**Exercise directions**.
Write out all lines holding the word "农保C类".

(Stored records)
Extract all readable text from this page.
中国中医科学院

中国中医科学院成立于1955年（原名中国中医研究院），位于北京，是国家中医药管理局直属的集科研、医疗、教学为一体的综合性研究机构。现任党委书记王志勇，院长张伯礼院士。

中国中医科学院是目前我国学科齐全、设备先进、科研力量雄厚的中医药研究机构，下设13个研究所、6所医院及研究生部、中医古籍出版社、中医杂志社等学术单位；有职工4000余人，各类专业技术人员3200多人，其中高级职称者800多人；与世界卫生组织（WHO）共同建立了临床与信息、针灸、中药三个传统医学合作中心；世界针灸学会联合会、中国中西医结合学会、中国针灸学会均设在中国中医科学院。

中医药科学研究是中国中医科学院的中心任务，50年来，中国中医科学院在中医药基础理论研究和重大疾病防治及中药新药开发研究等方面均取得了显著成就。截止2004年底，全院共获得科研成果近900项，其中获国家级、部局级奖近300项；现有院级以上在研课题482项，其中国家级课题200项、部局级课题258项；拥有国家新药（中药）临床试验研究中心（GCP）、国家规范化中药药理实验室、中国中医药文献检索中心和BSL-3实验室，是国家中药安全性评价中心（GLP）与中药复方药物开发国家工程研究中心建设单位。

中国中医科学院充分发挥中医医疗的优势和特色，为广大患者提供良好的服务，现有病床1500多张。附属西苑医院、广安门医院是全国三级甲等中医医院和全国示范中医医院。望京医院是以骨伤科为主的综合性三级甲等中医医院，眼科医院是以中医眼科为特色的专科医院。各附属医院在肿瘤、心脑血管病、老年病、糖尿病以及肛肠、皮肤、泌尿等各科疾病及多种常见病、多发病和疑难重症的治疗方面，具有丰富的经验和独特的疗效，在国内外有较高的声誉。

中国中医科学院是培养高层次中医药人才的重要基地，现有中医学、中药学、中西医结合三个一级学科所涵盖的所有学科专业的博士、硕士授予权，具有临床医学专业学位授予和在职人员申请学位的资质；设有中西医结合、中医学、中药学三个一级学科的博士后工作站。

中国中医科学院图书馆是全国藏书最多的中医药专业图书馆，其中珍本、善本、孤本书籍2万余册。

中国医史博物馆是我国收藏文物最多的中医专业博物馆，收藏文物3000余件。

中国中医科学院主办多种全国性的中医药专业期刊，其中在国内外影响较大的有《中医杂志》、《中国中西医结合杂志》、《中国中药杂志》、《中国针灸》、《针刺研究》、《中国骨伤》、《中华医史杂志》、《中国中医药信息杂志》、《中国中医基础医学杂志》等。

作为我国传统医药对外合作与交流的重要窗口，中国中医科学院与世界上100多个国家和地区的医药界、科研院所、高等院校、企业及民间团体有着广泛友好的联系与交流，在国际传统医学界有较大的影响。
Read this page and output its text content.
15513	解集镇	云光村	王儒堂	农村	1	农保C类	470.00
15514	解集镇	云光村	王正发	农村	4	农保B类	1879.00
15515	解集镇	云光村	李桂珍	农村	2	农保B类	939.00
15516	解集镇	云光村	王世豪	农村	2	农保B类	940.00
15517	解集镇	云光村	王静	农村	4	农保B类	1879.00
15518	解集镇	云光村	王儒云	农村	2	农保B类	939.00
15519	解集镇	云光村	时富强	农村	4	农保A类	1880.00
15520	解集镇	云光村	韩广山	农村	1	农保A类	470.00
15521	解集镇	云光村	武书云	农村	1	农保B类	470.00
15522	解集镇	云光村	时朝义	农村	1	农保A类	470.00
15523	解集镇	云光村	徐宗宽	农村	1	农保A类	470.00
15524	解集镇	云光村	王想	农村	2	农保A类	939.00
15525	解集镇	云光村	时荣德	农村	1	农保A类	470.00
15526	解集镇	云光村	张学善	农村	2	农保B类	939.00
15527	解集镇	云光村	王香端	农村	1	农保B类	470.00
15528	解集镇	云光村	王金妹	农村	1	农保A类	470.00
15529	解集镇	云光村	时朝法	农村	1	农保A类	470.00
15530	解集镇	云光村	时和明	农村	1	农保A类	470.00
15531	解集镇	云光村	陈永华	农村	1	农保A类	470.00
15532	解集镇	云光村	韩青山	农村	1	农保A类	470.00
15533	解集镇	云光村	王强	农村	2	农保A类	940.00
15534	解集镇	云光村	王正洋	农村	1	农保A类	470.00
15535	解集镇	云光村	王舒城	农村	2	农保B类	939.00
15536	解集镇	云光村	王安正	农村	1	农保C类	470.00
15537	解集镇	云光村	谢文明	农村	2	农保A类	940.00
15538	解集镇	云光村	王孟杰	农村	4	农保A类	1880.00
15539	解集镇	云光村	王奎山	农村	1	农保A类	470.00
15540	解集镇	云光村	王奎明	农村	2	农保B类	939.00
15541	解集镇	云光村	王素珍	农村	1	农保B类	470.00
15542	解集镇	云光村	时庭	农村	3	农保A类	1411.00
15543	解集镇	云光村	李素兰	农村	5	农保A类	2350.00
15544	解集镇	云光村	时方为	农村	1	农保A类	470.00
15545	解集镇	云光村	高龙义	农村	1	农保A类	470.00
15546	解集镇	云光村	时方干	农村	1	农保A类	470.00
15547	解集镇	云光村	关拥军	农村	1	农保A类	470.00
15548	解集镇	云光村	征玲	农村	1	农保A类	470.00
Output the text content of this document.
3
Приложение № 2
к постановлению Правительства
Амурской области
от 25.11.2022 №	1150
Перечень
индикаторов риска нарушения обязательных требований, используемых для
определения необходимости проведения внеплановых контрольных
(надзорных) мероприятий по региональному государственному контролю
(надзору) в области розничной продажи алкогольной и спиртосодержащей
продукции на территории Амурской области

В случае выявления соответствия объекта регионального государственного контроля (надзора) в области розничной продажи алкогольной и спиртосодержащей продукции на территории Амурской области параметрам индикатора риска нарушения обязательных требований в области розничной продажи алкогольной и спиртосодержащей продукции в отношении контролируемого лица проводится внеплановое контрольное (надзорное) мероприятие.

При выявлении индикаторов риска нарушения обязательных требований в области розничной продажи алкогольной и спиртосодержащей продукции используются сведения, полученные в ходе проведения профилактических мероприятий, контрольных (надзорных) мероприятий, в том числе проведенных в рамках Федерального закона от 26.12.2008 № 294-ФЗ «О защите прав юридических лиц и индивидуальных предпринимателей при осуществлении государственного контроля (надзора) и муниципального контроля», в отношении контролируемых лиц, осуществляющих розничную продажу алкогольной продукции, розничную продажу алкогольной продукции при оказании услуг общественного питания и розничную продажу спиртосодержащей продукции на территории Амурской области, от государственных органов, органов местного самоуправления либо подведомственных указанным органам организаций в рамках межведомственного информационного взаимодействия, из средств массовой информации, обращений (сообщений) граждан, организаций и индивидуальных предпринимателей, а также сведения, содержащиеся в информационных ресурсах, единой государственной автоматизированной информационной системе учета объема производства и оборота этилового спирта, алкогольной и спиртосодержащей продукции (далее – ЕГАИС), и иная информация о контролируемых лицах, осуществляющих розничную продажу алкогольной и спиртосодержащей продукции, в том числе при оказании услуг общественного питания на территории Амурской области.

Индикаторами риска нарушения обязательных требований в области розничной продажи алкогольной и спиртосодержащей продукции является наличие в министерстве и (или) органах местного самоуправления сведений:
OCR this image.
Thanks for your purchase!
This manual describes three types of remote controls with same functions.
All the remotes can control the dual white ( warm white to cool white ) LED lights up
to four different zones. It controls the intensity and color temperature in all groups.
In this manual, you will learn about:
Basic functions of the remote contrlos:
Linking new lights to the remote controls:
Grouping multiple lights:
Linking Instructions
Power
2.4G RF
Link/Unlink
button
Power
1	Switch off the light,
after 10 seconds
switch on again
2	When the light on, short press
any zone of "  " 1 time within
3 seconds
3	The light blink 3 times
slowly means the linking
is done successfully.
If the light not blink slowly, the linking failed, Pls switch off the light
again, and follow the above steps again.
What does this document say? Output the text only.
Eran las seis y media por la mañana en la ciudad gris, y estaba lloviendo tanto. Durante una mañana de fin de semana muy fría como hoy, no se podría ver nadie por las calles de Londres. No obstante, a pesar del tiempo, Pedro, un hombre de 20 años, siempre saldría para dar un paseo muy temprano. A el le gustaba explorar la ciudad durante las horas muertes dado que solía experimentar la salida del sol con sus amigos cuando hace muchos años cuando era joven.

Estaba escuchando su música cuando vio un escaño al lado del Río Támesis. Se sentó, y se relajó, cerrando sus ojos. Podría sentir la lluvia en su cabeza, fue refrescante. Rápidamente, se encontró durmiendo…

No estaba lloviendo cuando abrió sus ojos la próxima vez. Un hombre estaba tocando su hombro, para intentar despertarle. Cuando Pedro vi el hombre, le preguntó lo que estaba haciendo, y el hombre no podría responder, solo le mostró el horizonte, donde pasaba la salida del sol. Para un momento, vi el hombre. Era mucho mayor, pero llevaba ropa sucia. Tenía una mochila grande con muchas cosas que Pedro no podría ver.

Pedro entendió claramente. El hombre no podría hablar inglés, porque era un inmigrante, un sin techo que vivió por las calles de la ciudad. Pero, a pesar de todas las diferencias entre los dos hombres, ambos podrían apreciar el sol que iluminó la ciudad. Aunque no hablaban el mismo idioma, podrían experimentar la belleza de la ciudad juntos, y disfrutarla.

**Written reply**.
15513	解集镇	云光村	王儒堂	农村	1	农保C类	470.00
15536	解集镇	云光村	王安正	农村	1	农保C类	470.00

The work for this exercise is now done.